Figure record extracts
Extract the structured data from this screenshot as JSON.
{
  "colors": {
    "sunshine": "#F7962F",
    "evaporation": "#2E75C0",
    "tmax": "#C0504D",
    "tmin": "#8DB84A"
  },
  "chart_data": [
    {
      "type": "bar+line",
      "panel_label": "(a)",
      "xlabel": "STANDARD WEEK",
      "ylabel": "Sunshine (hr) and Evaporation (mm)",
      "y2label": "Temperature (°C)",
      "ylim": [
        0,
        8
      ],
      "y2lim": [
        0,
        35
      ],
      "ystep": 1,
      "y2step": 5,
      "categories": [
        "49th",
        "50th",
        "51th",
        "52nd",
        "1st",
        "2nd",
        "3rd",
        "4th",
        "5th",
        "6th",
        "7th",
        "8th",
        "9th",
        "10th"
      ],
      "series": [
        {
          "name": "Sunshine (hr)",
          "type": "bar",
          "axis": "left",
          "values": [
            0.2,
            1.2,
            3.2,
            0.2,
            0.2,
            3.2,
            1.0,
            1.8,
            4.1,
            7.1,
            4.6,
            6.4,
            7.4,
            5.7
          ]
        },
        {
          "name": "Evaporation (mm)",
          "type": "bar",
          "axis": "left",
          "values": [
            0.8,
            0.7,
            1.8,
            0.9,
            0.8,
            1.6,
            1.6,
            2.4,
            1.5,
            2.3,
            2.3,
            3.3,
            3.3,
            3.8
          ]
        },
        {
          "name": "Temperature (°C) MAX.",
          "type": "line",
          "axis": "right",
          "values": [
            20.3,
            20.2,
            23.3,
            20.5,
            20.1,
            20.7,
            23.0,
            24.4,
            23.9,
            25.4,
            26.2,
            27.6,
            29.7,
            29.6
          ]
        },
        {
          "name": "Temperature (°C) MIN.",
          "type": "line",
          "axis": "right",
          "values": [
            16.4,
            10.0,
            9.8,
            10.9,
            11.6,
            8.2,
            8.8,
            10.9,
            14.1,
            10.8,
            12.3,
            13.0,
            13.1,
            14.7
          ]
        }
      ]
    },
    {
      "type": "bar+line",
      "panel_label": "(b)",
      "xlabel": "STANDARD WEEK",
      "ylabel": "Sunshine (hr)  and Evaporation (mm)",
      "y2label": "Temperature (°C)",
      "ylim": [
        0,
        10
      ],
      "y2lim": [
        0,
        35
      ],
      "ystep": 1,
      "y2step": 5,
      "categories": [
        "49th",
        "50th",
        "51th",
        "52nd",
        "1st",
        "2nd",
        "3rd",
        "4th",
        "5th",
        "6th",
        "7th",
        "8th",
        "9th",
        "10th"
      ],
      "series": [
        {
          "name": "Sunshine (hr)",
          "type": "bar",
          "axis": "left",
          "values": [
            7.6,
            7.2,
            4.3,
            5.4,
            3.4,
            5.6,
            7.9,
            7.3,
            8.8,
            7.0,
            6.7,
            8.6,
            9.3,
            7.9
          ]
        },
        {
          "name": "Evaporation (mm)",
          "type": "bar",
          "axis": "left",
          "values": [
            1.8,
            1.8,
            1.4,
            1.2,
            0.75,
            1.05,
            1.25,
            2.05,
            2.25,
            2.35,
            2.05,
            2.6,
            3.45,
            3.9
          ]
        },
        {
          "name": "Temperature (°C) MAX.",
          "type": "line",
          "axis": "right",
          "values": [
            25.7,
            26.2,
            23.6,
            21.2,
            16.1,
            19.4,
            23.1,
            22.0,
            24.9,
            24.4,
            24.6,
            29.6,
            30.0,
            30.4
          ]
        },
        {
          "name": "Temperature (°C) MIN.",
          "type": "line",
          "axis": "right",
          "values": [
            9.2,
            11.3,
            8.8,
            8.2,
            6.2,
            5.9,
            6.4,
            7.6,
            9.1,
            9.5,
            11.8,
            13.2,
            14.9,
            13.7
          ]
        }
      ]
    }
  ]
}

THE REQUEST
Please reproduce every line of the material word for word.

FULL SOLUTION
Extract the structured data from this screenshot as JSON.
{
  "colors": {
    "sunshine": "#F7962F",
    "evaporation": "#2E75C0",
    "tmax": "#C0504D",
    "tmin": "#8DB84A"
  },
  "chart_data": [
    {
      "type": "bar+line",
      "panel_label": "(a)",
      "xlabel": "STANDARD WEEK",
      "ylabel": "Sunshine (hr) and Evaporation (mm)",
      "y2label": "Temperature (°C)",
      "ylim": [
        0,
        8
      ],
      "y2lim": [
        0,
        35
      ],
      "ystep": 1,
      "y2step": 5,
      "categories": [
        "49th",
        "50th",
        "51th",
        "52nd",
        "1st",
        "2nd",
        "3rd",
        "4th",
        "5th",
        "6th",
        "7th",
        "8th",
        "9th",
        "10th"
      ],
      "series": [
        {
          "name": "Sunshine (hr)",
          "type": "bar",
          "axis": "left",
          "values": [
            0.2,
            1.2,
            3.2,
            0.2,
            0.2,
            3.2,
            1.0,
            1.8,
            4.1,
            7.1,
            4.6,
            6.4,
            7.4,
            5.7
          ]
        },
        {
          "name": "Evaporation (mm)",
          "type": "bar",
          "axis": "left",
          "values": [
            0.8,
            0.7,
            1.8,
            0.9,
            0.8,
            1.6,
            1.6,
            2.4,
            1.5,
            2.3,
            2.3,
            3.3,
            3.3,
            3.8
          ]
        },
        {
          "name": "Temperature (°C) MAX.",
          "type": "line",
          "axis": "right",
          "values": [
            20.3,
            20.2,
            23.3,
            20.5,
            20.1,
            20.7,
            23.0,
            24.4,
            23.9,
            25.4,
            26.2,
            27.6,
            29.7,
            29.6
          ]
        },
        {
          "name": "Temperature (°C) MIN.",
          "type": "line",
          "axis": "right",
          "values": [
            16.4,
            10.0,
            9.8,
            10.9,
            11.6,
            8.2,
            8.8,
            10.9,
            14.1,
            10.8,
            12.3,
            13.0,
            13.1,
            14.7
          ]
        }
      ]
    },
    {
      "type": "bar+line",
      "panel_label": "(b)",
      "xlabel": "STANDARD WEEK",
      "ylabel": "Sunshine (hr)  and Evaporation (mm)",
      "y2label": "Temperature (°C)",
      "ylim": [
        0,
        10
      ],
      "y2lim": [
        0,
        35
      ],
      "ystep": 1,
      "y2step": 5,
      "categories": [
        "49th",
        "50th",
        "51th",
        "52nd",
        "1st",
        "2nd",
        "3rd",
        "4th",
        "5th",
        "6th",
        "7th",
        "8th",
        "9th",
        "10th"
      ],
      "series": [
        {
          "name": "Sunshine (hr)",
          "type": "bar",
          "axis": "left",
          "values": [
            7.6,
            7.2,
            4.3,
            5.4,
            3.4,
            5.6,
            7.9,
            7.3,
            8.8,
            7.0,
            6.7,
            8.6,
            9.3,
            7.9
          ]
        },
        {
          "name": "Evaporation (mm)",
          "type": "bar",
          "axis": "left",
          "values": [
            1.8,
            1.8,
            1.4,
            1.2,
            0.75,
            1.05,
            1.25,
            2.05,
            2.25,
            2.35,
            2.05,
            2.6,
            3.45,
            3.9
          ]
        },
        {
          "name": "Temperature (°C) MAX.",
          "type": "line",
          "axis": "right",
          "values": [
            25.7,
            26.2,
            23.6,
            21.2,
            16.1,
            19.4,
            23.1,
            22.0,
            24.9,
            24.4,
            24.6,
            29.6,
            30.0,
            30.4
          ]
        },
        {
          "name": "Temperature (°C) MIN.",
          "type": "line",
          "axis": "right",
          "values": [
            9.2,
            11.3,
            8.8,
            8.2,
            6.2,
            5.9,
            6.4,
            7.6,
            9.1,
            9.5,
            11.8,
            13.2,
            14.9,
            13.7
          ]
        }
      ]
    }
  ]
}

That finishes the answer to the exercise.